═══ RECORDS SUPPLIED

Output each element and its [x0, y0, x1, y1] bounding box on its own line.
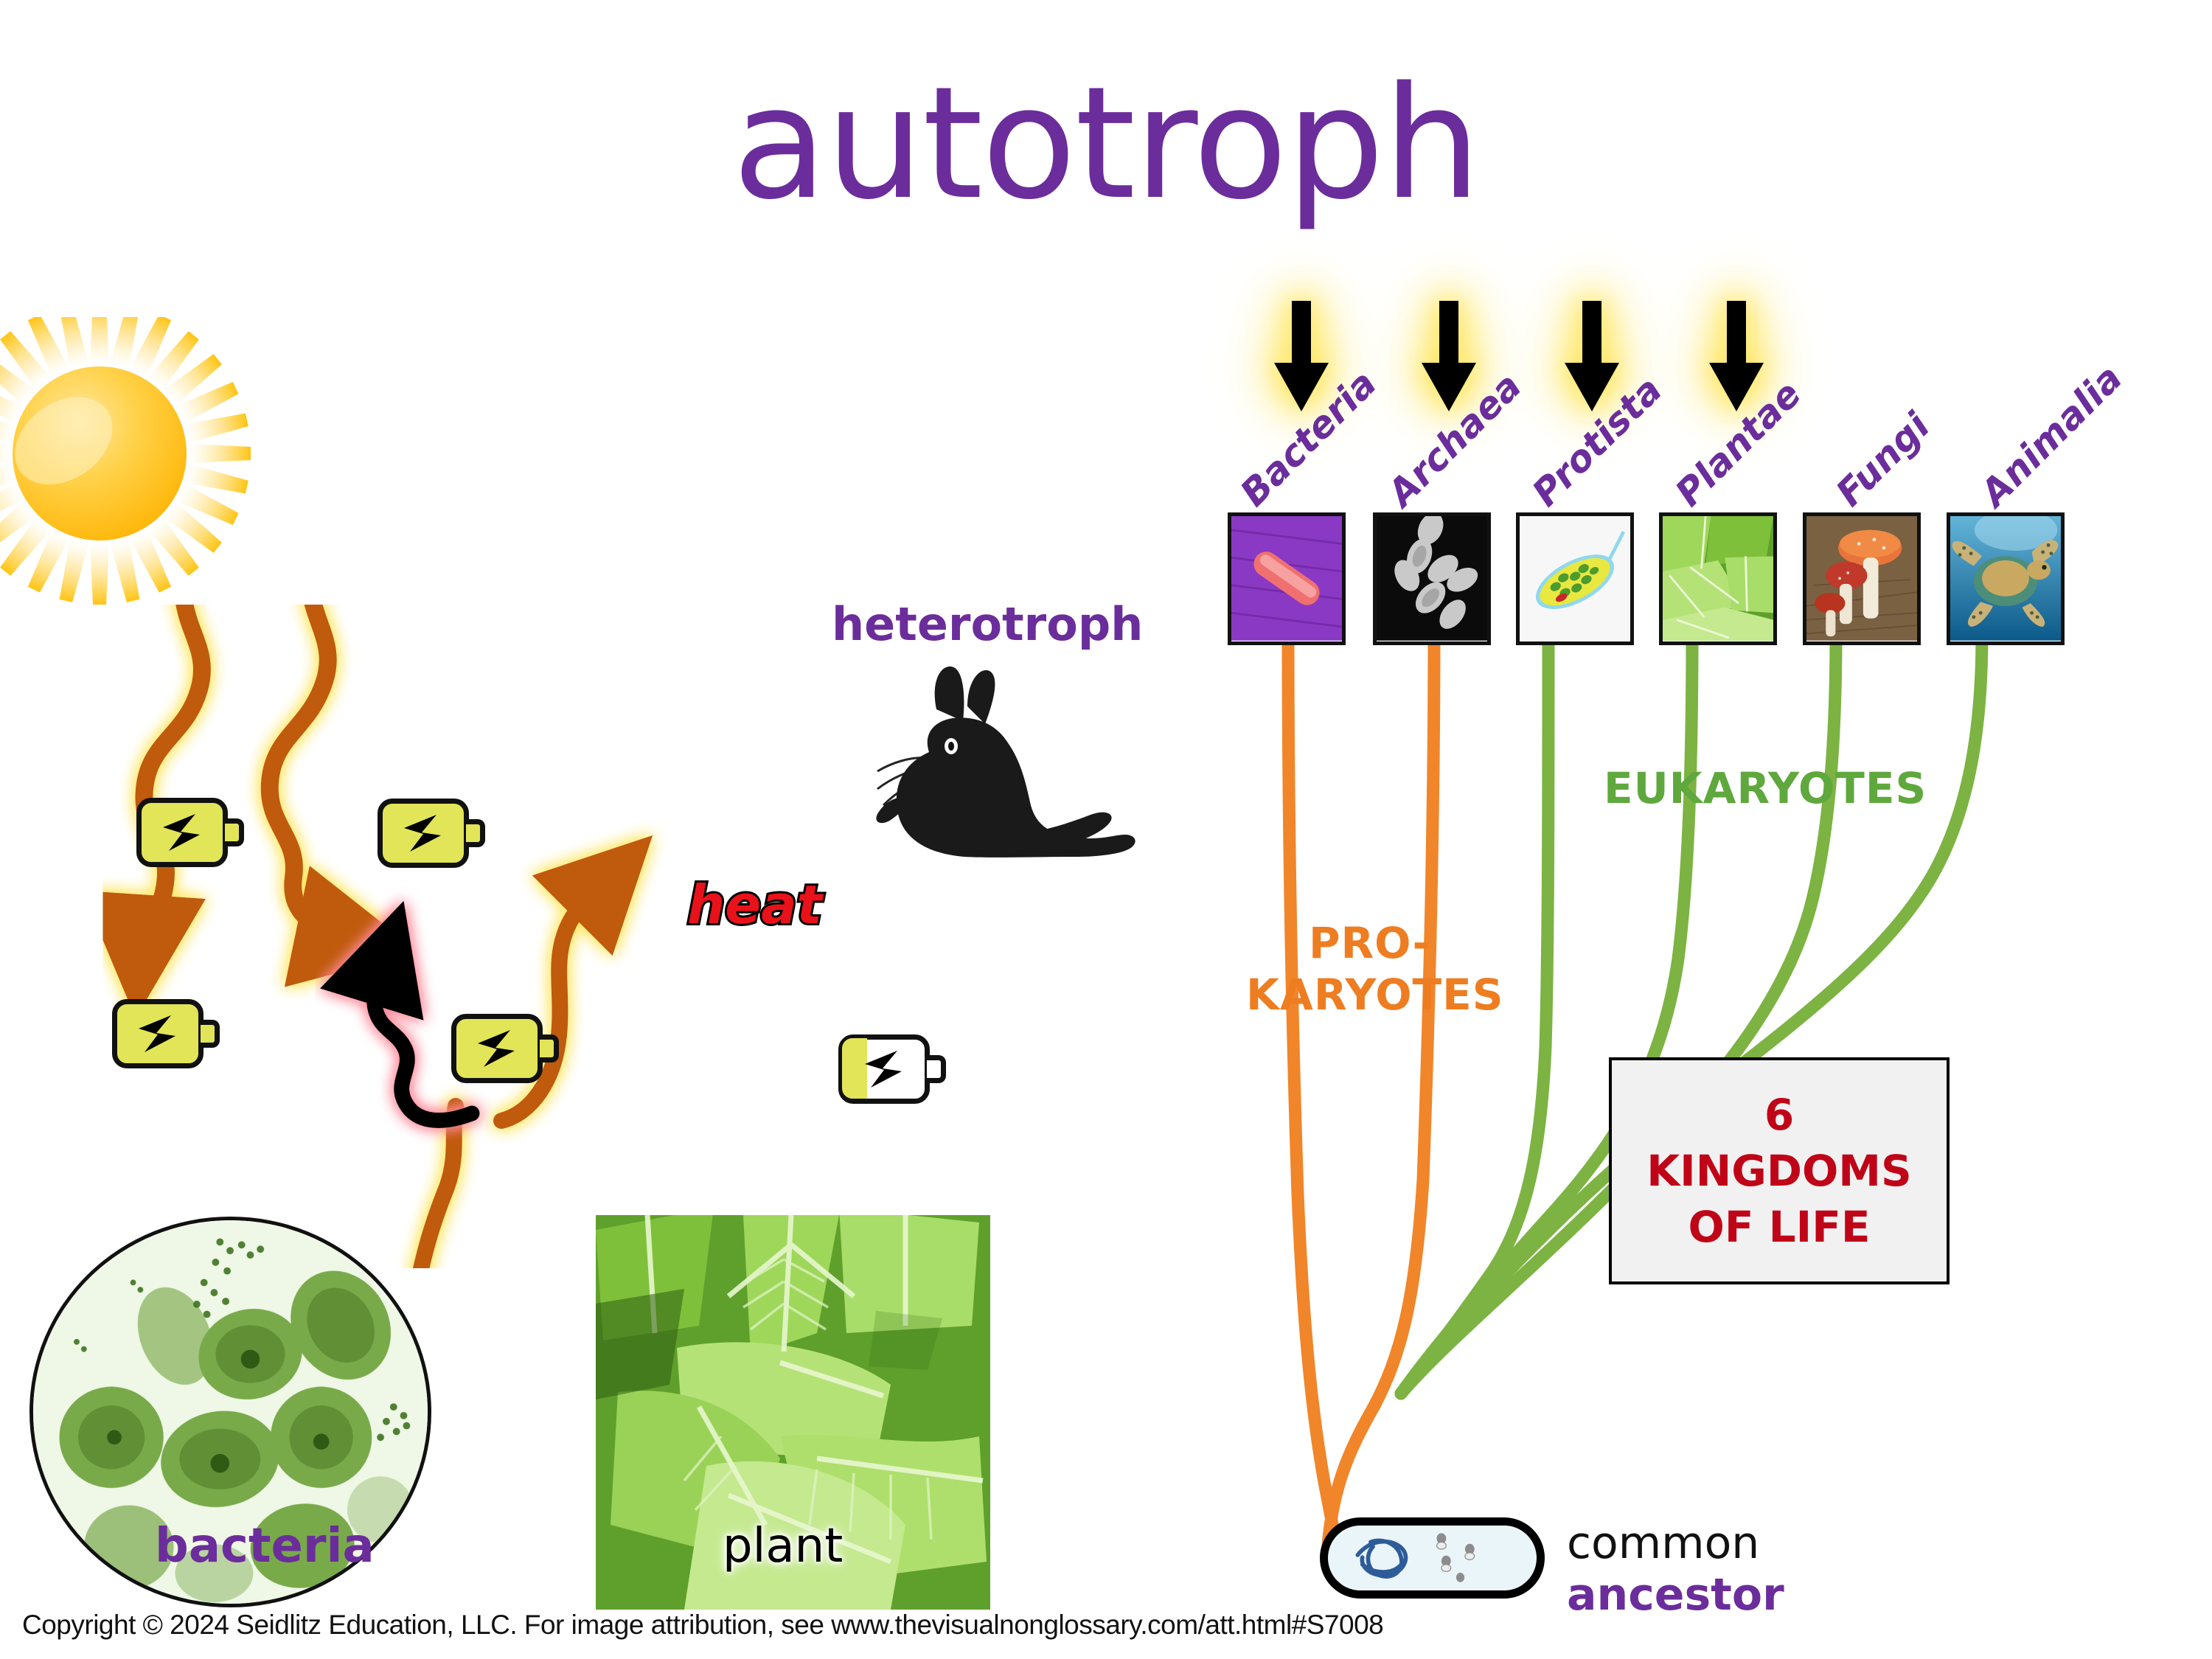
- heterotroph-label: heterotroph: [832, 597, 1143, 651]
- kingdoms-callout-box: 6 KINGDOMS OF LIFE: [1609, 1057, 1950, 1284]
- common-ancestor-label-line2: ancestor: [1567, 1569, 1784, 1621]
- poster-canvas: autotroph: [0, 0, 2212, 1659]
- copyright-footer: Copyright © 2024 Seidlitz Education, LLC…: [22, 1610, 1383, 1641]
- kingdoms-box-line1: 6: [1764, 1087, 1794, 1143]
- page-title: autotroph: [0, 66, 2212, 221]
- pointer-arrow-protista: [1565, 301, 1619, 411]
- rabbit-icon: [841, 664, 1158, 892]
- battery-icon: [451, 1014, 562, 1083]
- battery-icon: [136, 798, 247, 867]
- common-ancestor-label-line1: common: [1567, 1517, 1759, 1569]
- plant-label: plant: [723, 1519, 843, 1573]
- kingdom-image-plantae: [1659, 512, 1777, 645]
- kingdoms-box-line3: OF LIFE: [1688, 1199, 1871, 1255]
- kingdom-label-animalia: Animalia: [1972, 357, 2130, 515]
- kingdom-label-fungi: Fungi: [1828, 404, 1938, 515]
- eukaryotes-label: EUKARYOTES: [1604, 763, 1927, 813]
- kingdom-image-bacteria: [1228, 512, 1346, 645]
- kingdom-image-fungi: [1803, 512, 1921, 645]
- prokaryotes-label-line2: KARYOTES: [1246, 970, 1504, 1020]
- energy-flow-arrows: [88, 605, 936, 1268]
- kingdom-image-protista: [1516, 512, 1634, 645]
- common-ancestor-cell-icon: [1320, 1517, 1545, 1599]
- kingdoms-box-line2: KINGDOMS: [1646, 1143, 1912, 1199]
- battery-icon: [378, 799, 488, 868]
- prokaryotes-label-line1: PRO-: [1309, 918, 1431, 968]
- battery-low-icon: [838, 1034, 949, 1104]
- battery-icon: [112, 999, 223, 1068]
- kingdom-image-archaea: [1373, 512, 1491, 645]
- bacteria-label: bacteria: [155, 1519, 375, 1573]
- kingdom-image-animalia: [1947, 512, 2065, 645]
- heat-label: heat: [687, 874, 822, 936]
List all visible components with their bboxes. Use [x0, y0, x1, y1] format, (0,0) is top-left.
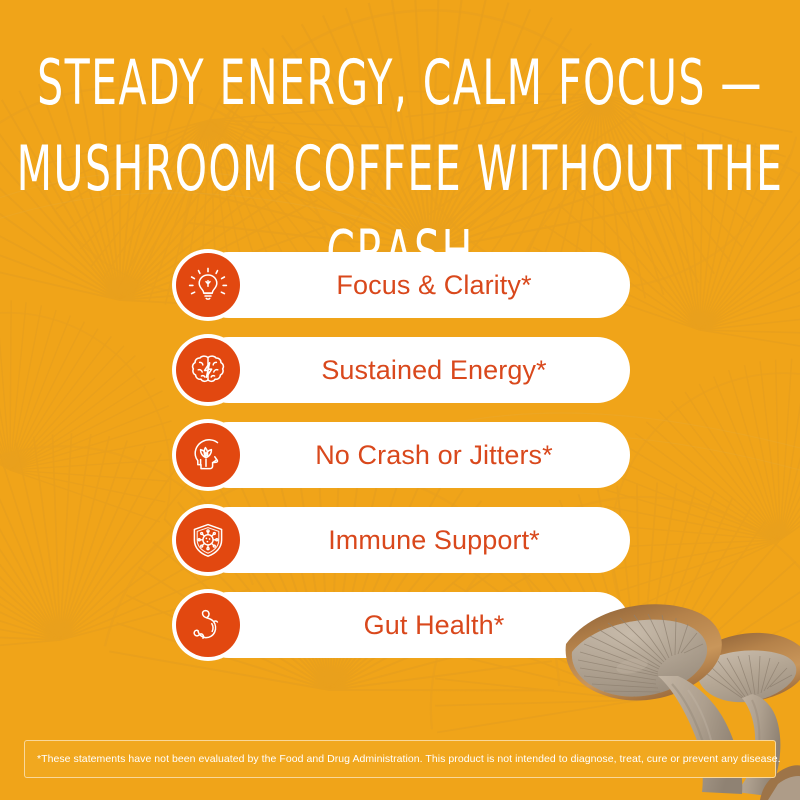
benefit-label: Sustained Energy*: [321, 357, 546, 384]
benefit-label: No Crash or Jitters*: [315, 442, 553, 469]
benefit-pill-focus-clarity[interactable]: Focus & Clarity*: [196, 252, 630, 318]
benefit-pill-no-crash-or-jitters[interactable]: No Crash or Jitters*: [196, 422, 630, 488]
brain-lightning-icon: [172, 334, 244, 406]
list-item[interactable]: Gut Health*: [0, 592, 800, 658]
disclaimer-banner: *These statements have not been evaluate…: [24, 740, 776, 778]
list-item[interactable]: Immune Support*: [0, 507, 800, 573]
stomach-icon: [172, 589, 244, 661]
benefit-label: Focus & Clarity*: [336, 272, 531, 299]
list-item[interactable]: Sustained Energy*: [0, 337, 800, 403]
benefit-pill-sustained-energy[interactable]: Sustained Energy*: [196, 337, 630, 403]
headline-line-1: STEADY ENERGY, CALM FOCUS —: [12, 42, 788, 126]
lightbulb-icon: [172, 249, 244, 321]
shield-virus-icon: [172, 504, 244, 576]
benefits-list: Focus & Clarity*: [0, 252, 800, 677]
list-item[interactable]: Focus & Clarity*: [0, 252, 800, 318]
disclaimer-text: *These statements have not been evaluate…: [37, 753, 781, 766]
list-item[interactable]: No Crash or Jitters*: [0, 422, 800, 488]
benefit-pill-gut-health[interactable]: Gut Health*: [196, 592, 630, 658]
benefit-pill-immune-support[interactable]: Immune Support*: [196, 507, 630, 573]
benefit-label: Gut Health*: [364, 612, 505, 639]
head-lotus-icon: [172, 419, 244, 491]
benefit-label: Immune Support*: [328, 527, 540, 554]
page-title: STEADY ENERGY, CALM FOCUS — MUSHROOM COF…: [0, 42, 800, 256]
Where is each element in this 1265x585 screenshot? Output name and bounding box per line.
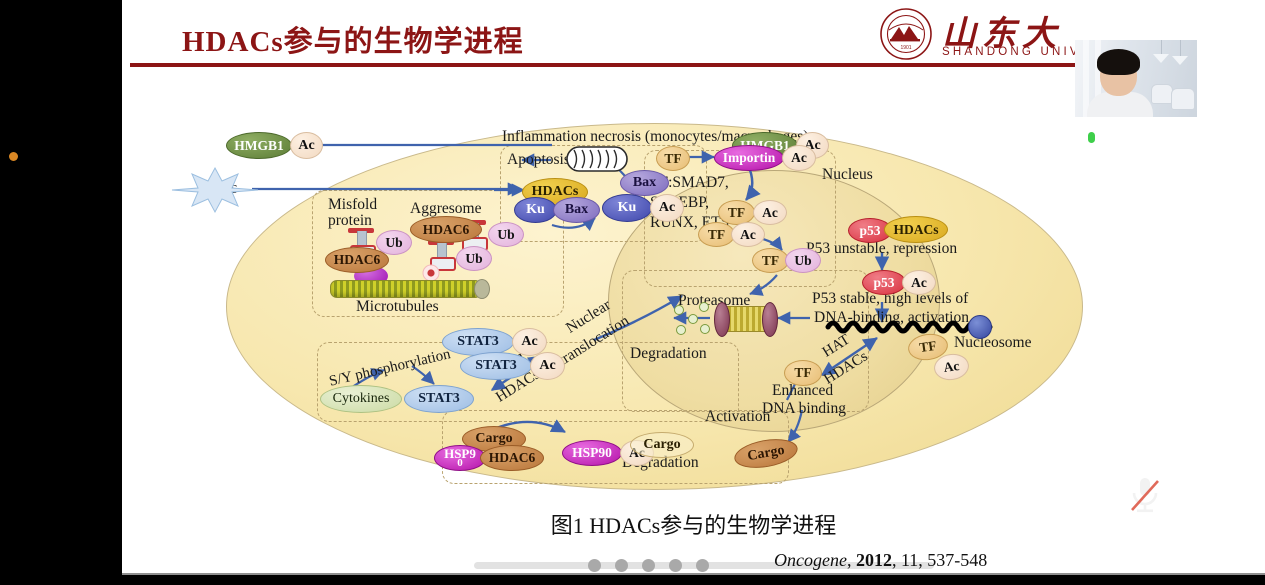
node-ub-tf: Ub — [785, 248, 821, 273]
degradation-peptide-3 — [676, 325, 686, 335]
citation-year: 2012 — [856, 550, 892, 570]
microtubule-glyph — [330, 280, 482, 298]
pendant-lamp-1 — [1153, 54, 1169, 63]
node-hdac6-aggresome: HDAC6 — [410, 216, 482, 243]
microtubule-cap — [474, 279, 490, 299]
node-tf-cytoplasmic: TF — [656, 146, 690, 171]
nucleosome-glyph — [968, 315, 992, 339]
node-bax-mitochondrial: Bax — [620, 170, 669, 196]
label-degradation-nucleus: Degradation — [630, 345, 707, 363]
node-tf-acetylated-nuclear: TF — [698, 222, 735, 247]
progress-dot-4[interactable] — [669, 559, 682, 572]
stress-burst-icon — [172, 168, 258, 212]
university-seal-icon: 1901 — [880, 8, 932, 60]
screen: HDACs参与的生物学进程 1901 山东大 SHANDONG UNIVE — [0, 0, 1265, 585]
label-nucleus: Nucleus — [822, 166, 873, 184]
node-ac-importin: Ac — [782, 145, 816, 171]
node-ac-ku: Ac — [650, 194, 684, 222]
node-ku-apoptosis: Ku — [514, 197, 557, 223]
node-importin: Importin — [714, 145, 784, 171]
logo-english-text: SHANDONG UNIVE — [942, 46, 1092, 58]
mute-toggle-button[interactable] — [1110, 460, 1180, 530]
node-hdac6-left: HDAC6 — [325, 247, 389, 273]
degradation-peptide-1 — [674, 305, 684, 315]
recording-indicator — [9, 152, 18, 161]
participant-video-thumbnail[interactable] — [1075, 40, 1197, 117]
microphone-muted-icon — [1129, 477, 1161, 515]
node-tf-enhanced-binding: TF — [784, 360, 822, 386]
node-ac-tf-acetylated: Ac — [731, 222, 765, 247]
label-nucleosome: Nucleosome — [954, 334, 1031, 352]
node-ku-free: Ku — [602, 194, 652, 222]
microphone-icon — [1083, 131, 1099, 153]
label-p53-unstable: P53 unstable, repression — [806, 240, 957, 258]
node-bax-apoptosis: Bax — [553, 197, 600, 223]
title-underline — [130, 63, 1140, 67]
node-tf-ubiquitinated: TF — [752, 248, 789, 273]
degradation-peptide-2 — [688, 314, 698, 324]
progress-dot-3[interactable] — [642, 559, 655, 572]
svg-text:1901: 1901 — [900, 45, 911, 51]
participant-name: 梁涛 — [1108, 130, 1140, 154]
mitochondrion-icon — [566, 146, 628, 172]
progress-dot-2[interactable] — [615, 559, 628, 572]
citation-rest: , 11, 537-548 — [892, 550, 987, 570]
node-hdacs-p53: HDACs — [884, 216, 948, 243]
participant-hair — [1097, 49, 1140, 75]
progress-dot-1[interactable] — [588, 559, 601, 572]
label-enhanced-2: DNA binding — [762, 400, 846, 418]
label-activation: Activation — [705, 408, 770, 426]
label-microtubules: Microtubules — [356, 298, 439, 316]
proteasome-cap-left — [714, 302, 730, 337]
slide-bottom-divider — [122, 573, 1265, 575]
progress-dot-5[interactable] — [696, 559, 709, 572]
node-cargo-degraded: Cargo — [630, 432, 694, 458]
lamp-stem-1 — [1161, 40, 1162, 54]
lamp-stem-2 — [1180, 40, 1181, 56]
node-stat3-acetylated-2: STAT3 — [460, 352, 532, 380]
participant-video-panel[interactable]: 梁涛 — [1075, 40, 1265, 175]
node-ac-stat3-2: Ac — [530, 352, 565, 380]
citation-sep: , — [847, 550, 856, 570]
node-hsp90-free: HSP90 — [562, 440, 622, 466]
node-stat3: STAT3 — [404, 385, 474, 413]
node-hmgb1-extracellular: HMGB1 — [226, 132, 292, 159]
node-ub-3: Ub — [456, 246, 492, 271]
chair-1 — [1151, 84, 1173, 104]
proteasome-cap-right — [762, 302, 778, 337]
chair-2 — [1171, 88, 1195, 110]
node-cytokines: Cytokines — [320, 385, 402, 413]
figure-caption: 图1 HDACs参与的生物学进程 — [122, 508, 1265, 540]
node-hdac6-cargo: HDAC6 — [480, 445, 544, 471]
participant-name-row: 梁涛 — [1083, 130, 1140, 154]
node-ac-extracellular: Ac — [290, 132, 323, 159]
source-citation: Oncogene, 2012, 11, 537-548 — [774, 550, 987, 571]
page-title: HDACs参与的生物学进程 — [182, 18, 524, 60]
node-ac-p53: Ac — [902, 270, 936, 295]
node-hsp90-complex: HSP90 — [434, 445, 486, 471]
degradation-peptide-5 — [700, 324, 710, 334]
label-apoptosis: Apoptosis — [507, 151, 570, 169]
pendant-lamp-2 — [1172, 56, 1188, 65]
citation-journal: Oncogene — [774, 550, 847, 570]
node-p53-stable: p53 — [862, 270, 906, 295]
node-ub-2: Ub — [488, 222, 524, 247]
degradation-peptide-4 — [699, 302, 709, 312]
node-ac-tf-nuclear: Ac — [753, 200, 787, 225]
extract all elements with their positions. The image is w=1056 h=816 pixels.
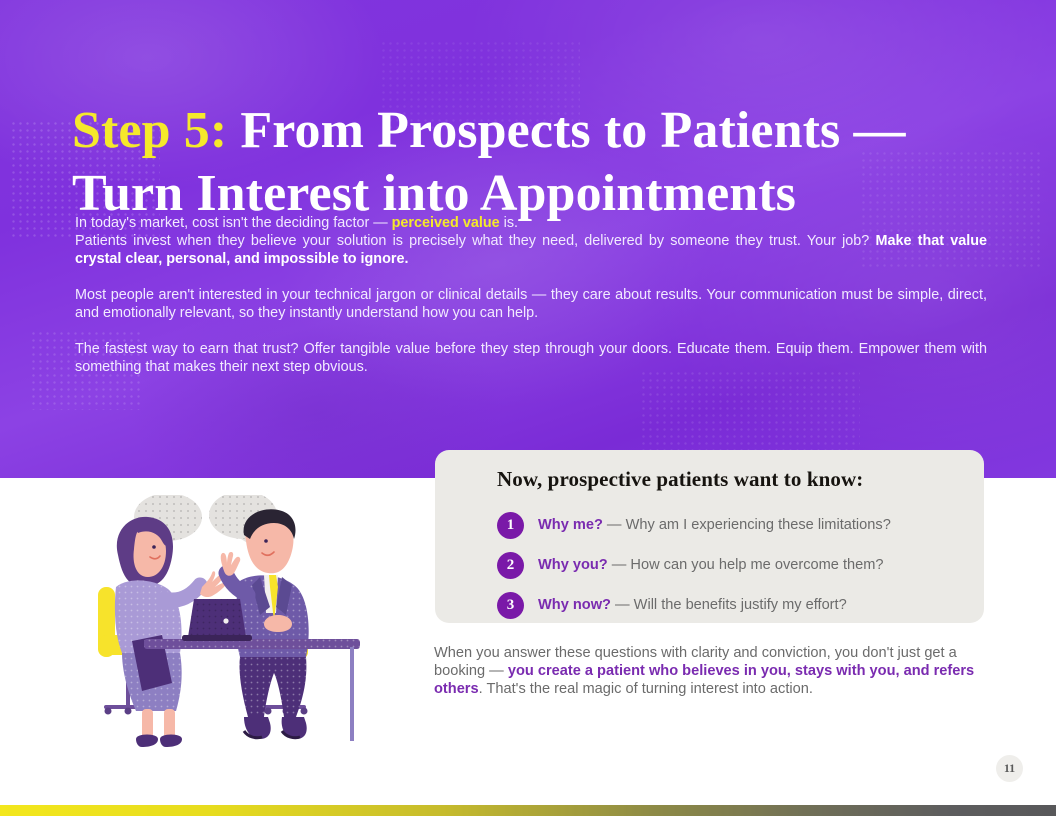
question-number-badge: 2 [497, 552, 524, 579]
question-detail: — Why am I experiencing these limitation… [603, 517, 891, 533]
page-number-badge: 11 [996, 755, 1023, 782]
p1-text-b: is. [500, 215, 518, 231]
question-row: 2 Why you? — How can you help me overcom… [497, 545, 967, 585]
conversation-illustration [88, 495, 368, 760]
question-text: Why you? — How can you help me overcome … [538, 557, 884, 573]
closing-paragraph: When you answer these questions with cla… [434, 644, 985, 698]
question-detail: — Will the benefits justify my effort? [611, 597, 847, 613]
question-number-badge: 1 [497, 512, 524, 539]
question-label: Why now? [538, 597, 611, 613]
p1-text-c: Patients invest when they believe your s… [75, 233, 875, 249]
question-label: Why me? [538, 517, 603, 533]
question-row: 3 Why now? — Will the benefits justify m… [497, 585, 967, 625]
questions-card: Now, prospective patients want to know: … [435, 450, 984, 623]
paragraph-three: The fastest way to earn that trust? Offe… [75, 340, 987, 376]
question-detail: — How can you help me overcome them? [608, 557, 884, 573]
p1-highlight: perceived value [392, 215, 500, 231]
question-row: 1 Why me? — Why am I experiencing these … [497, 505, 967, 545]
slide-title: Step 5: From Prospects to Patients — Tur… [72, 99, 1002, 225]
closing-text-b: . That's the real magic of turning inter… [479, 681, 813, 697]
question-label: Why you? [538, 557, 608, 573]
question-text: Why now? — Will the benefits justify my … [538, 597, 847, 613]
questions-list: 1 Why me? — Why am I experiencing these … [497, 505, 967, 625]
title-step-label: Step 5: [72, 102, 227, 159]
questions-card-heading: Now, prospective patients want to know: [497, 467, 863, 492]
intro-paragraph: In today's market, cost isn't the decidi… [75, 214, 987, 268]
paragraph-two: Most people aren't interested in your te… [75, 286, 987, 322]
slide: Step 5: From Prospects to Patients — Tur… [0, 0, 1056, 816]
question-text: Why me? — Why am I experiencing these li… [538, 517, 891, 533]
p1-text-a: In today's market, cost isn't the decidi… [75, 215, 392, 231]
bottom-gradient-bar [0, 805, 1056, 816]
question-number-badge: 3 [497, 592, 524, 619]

══════

EXERCISE
From the records above, copy each line in which the string "degradation" occurs.

EXERCISE ANSWER
degradation-peptide-3 — [676, 325, 686, 335]
label-degradation-nucleus: Degradation — [630, 345, 707, 363]
degradation-peptide-1 — [674, 305, 684, 315]
degradation-peptide-2 — [688, 314, 698, 324]
degradation-peptide-5 — [700, 324, 710, 334]
degradation-peptide-4 — [699, 302, 709, 312]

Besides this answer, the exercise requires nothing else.